--- START OF RECORDS ---

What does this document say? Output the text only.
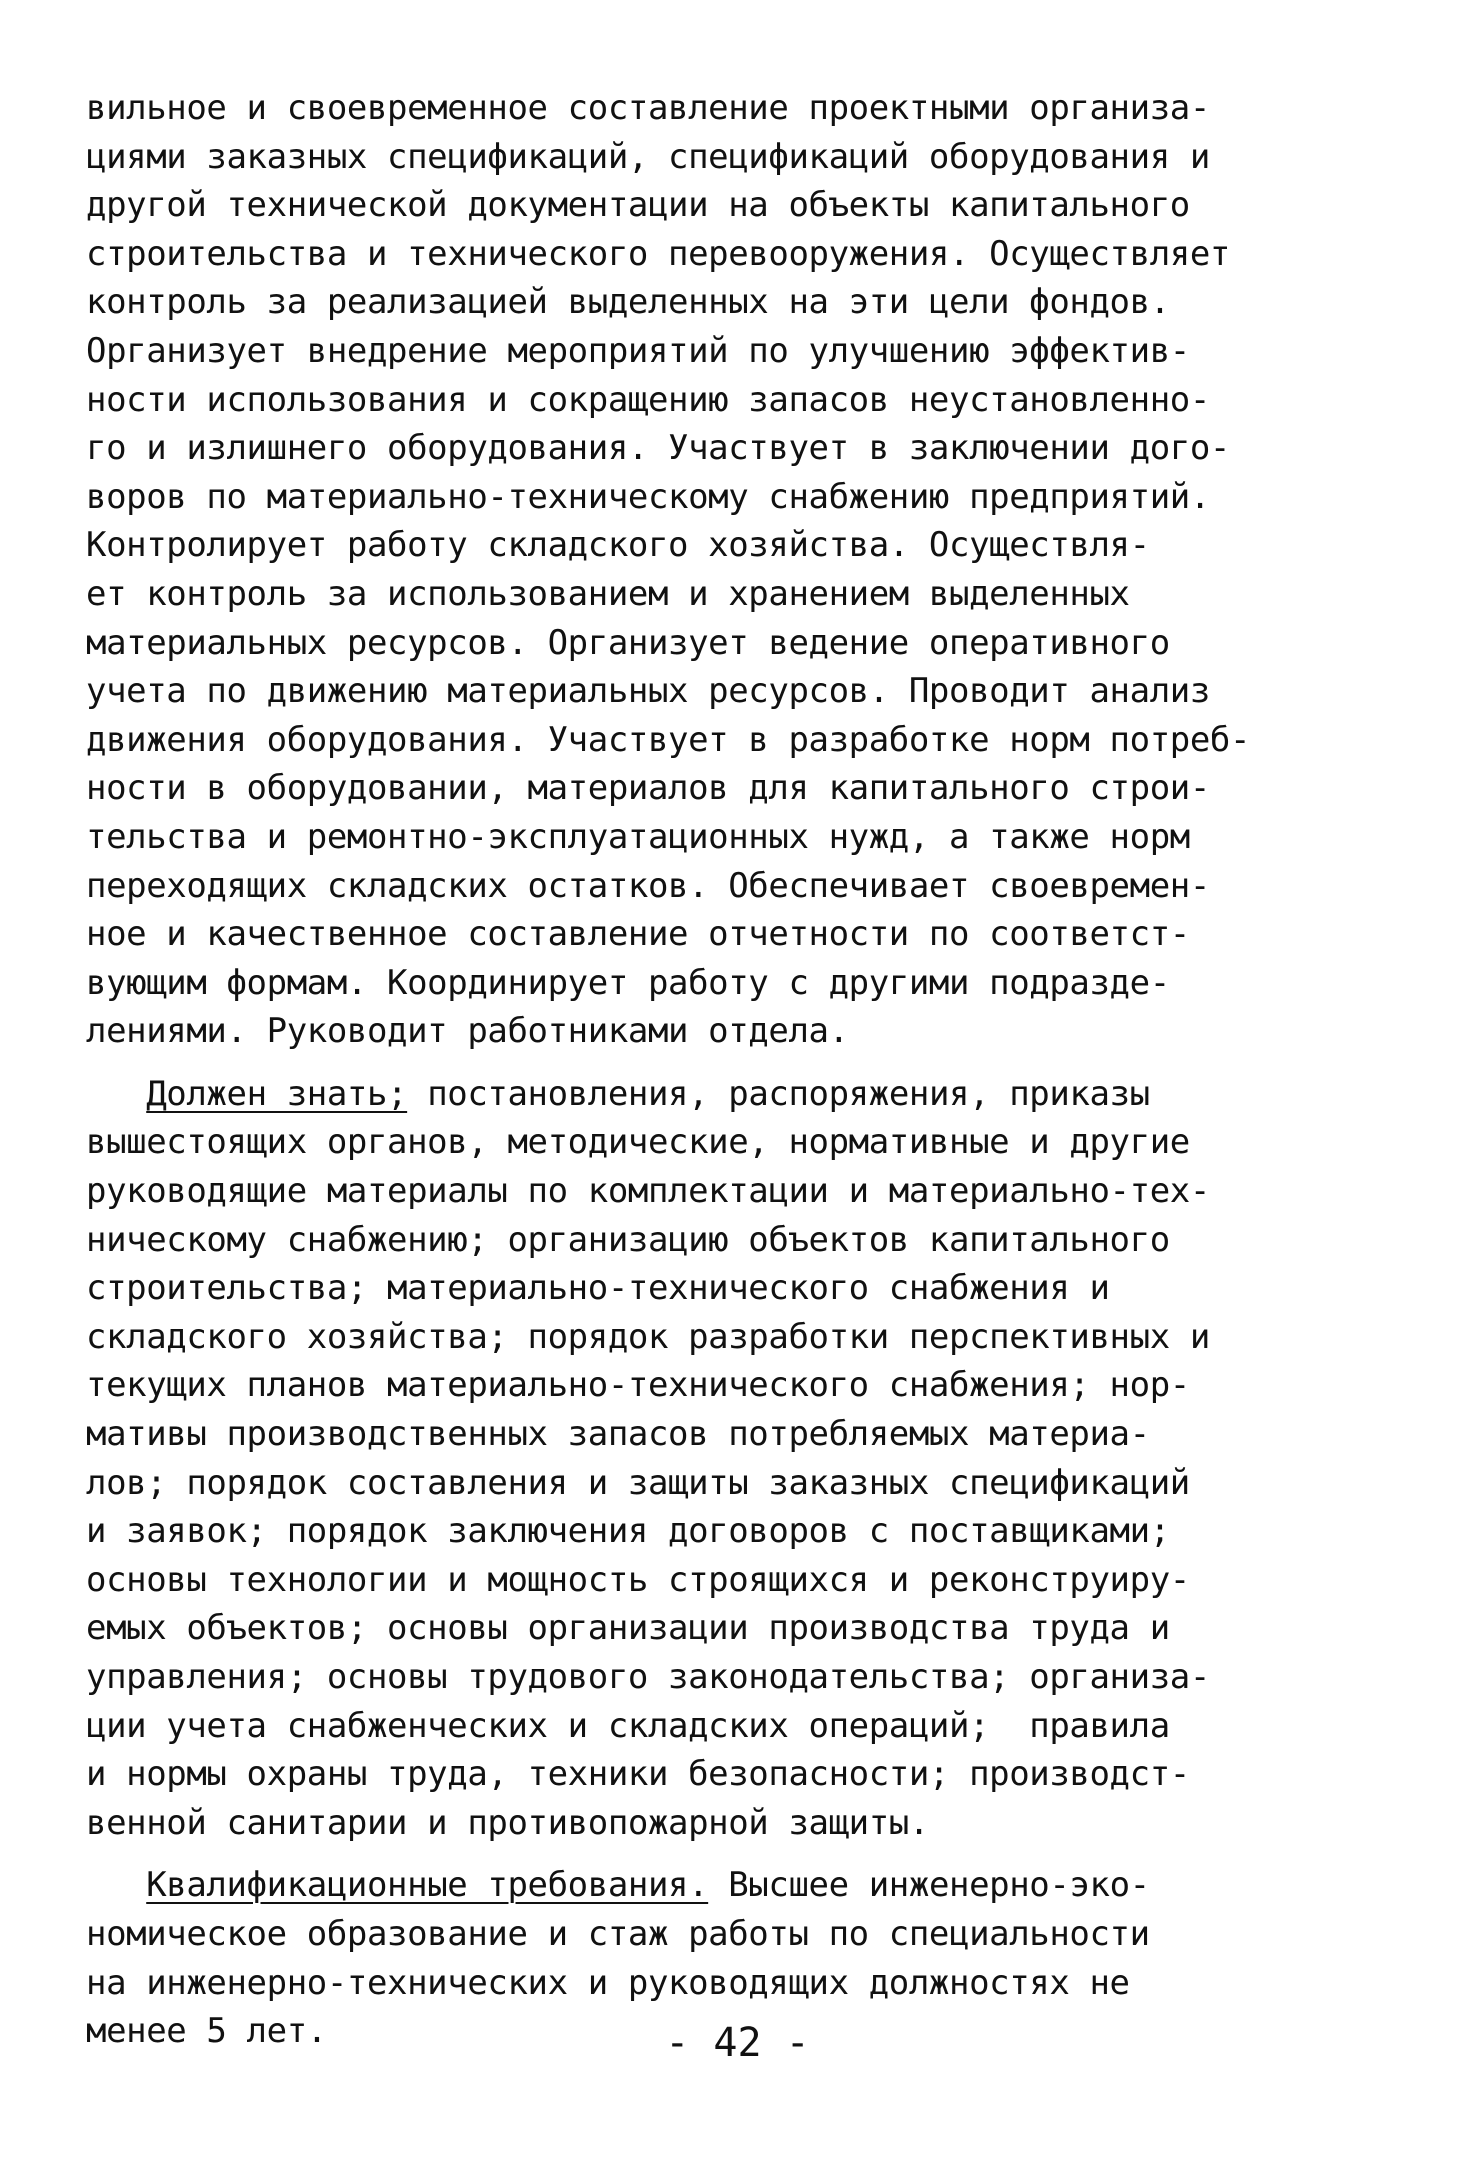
вильное и своевременное составление проектными организа-
циями заказных спецификаций, спецификаций оборудования и
другой технической документации на объекты капитального
строительства и технического перевооружения. Осуществляет
контроль за реализацией выделенных на эти цели фондов.
Организует внедрение мероприятий по улучшению эффектив-
ности использования и сокращению запасов неустановленно-
го и излишнего оборудования. Участвует в заключении дого-
воров по материально-техническому снабжению предприятий.
Контролирует работу складского хозяйства. Осуществля-
ет контроль за использованием и хранением выделенных
материальных ресурсов. Организует ведение оперативного
учета по движению материальных ресурсов. Проводит анализ
движения оборудования. Участвует в разработке норм потреб-
ности в оборудовании, материалов для капитального строи-
тельства и ремонтно-эксплуатационных нужд, а также норм
переходящих складских остатков. Обеспечивает своевремен-
ное и качественное составление отчетности по соответст-
вующим формам. Координирует работу с другими подразде-
лениями. Руководит работниками отдела.
Должен знать; постановления, распоряжения, приказы
вышестоящих органов, методические, нормативные и другие
руководящие материалы по комплектации и материально-тех-
ническому снабжению; организацию объектов капитального
строительства; материально-технического снабжения и
складского хозяйства; порядок разработки перспективных и
текущих планов материально-технического снабжения; нор-
мативы производственных запасов потребляемых материа-
лов; порядок составления и защиты заказных спецификаций
и заявок; порядок заключения договоров с поставщиками;
основы технологии и мощность строящихся и реконструиру-
емых объектов; основы организации производства труда и
управления; основы трудового законодательства; организа-
ции учета снабженческих и складских операций;  правила
и нормы охраны труда, техники безопасности; производст-
венной санитарии и противопожарной защиты.
Квалификационные требования. Высшее инженерно-эко-
номическое образование и стаж работы по специальности
на инженерно-технических и руководящих должностях не
менее 5 лет.	- 42 -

--- END OF RECORDS ---

WRITTEN REQUEST:
Write the records above out again exactly, with no pictures in your copy.

FINISHED TASK:
What does this document say? Output the text only.
вильное и своевременное составление проектными организа-
циями заказных спецификаций, спецификаций оборудования и
другой технической документации на объекты капитального
строительства и технического перевооружения. Осуществляет
контроль за реализацией выделенных на эти цели фондов.
Организует внедрение мероприятий по улучшению эффектив-
ности использования и сокращению запасов неустановленно-
го и излишнего оборудования. Участвует в заключении дого-
воров по материально-техническому снабжению предприятий.
Контролирует работу складского хозяйства. Осуществля-
ет контроль за использованием и хранением выделенных
материальных ресурсов. Организует ведение оперативного
учета по движению материальных ресурсов. Проводит анализ
движения оборудования. Участвует в разработке норм потреб-
ности в оборудовании, материалов для капитального строи-
тельства и ремонтно-эксплуатационных нужд, а также норм
переходящих складских остатков. Обеспечивает своевремен-
ное и качественное составление отчетности по соответст-
вующим формам. Координирует работу с другими подразде-
лениями. Руководит работниками отдела.
Должен знать; постановления, распоряжения, приказы
вышестоящих органов, методические, нормативные и другие
руководящие материалы по комплектации и материально-тех-
ническому снабжению; организацию объектов капитального
строительства; материально-технического снабжения и
складского хозяйства; порядок разработки перспективных и
текущих планов материально-технического снабжения; нор-
мативы производственных запасов потребляемых материа-
лов; порядок составления и защиты заказных спецификаций
и заявок; порядок заключения договоров с поставщиками;
основы технологии и мощность строящихся и реконструиру-
емых объектов; основы организации производства труда и
управления; основы трудового законодательства; организа-
ции учета снабженческих и складских операций;  правила
и нормы охраны труда, техники безопасности; производст-
венной санитарии и противопожарной защиты.
Квалификационные требования. Высшее инженерно-эко-
номическое образование и стаж работы по специальности
на инженерно-технических и руководящих должностях не
менее 5 лет.	- 42 -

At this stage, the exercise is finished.